• [Source material]
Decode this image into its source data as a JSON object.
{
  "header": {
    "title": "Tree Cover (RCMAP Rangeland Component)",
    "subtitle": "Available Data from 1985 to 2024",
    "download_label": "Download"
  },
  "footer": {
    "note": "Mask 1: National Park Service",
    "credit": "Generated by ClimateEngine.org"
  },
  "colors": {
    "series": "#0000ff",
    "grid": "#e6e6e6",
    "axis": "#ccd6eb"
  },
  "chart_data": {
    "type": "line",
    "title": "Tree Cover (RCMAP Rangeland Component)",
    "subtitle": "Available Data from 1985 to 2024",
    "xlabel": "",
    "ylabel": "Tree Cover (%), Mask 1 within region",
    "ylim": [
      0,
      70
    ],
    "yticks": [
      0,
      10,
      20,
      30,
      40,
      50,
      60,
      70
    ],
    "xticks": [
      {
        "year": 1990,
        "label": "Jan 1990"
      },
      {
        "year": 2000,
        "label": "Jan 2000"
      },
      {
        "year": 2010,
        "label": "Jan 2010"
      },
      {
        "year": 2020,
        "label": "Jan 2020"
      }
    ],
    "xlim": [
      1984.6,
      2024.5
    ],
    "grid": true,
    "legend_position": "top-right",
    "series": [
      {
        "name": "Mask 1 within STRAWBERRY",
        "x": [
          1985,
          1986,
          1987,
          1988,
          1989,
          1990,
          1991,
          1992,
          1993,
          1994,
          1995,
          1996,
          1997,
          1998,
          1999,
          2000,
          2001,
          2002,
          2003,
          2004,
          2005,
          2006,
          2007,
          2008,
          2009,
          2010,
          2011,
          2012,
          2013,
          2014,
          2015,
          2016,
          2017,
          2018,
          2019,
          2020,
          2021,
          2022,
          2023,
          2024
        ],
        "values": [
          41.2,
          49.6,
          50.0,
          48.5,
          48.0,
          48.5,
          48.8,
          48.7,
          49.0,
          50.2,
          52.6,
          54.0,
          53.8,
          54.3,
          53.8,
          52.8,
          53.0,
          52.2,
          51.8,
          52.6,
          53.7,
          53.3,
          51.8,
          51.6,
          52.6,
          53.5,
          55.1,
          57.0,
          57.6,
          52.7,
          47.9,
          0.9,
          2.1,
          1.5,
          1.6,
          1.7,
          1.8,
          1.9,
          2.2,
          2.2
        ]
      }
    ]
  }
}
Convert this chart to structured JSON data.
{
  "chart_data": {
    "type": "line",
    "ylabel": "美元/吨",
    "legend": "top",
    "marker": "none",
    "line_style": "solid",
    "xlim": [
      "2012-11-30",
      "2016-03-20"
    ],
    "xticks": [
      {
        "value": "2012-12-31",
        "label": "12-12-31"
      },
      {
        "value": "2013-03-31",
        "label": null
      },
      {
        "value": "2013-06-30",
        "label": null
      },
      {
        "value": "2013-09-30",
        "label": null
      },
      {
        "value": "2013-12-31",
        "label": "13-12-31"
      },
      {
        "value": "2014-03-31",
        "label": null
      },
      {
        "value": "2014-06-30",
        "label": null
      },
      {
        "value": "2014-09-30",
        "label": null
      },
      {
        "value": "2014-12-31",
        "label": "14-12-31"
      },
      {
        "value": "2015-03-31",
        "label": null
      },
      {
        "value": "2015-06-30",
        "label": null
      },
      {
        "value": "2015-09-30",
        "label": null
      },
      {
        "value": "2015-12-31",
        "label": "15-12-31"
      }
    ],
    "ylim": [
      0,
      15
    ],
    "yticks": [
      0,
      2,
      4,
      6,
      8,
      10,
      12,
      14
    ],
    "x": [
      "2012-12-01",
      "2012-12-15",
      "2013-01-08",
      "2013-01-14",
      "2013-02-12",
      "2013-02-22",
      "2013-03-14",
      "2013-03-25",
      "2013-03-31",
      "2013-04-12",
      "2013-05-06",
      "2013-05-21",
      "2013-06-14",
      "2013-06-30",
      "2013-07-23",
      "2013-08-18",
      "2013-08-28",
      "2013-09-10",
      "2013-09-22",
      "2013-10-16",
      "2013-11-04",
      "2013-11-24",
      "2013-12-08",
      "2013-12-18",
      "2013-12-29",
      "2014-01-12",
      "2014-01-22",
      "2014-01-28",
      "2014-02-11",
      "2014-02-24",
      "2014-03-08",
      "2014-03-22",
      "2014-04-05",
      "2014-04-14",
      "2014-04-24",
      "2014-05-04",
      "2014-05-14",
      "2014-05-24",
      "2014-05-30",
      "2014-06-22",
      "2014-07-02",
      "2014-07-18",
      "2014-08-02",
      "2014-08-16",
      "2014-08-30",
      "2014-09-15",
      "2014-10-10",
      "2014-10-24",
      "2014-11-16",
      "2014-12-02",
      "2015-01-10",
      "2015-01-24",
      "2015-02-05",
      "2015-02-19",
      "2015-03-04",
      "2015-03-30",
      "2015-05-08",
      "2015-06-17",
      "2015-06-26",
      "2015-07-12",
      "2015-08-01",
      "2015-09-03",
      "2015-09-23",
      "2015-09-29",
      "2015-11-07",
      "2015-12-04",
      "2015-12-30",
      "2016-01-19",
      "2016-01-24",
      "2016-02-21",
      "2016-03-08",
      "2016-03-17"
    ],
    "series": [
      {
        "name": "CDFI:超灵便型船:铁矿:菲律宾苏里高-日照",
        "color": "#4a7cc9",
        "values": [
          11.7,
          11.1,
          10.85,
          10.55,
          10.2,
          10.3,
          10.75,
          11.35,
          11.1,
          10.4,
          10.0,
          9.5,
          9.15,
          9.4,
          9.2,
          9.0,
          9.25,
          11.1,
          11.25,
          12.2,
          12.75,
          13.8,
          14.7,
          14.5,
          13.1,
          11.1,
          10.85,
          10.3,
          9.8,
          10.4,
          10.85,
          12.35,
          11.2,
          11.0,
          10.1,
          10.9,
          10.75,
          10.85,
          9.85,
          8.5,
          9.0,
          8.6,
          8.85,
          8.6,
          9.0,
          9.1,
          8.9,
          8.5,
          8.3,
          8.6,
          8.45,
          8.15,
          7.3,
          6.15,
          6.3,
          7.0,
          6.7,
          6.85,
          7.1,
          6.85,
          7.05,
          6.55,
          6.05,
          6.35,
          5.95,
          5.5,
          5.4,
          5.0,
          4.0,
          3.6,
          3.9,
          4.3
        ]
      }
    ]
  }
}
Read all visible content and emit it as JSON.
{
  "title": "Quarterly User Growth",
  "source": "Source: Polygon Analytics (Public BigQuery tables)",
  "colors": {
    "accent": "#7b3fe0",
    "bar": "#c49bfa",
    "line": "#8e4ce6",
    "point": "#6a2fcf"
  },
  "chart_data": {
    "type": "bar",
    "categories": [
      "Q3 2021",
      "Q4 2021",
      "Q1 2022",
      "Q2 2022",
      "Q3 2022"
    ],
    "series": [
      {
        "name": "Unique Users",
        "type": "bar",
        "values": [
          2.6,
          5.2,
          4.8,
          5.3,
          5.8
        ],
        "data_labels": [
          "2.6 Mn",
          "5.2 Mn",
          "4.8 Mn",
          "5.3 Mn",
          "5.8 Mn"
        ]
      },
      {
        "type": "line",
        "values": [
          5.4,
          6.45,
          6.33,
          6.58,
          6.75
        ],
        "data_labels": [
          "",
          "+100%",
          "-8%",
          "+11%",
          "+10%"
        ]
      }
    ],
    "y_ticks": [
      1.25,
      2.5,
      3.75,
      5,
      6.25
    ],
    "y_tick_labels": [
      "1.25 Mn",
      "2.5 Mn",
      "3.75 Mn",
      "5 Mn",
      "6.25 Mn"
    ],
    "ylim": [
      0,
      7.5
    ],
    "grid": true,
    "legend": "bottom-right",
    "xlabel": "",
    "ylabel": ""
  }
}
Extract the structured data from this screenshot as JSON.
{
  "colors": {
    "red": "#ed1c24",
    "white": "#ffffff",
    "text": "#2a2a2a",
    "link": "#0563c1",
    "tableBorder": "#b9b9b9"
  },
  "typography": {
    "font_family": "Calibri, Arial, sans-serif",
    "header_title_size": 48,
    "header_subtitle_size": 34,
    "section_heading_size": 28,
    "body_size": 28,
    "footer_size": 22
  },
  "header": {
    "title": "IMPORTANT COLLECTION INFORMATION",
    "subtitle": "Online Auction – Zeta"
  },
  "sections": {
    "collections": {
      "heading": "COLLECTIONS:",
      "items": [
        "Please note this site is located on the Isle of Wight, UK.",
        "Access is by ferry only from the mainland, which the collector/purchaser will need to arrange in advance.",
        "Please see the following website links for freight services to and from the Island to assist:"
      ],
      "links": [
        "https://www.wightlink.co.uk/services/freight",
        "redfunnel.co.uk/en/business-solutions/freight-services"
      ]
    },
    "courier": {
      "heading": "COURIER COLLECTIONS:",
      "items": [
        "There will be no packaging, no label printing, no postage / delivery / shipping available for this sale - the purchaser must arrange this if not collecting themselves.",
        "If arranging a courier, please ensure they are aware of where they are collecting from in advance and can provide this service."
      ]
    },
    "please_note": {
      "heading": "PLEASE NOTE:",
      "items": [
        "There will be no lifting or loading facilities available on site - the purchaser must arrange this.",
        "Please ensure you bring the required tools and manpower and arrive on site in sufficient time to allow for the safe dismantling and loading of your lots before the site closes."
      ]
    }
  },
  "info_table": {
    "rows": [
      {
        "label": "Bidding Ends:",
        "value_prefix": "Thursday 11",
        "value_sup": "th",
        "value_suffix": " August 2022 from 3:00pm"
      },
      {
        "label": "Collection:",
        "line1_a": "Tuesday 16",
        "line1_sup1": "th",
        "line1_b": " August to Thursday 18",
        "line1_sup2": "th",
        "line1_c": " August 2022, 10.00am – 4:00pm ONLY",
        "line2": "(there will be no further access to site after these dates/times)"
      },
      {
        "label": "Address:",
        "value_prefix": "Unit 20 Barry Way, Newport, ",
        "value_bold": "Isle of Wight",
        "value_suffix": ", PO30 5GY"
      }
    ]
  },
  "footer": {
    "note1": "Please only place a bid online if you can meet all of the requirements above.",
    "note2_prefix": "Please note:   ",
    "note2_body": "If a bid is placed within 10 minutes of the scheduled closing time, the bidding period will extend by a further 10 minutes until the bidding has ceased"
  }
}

• [What you need to do] Search the records for the word "must", then list every line that has it.

• [Reply]
        "There will be no packaging, no label printing, no postage / delivery / shipping available for this sale - the purchaser must arrange this if not collecting themselves.",
        "There will be no lifting or loading facilities available on site - the purchaser must arrange this.",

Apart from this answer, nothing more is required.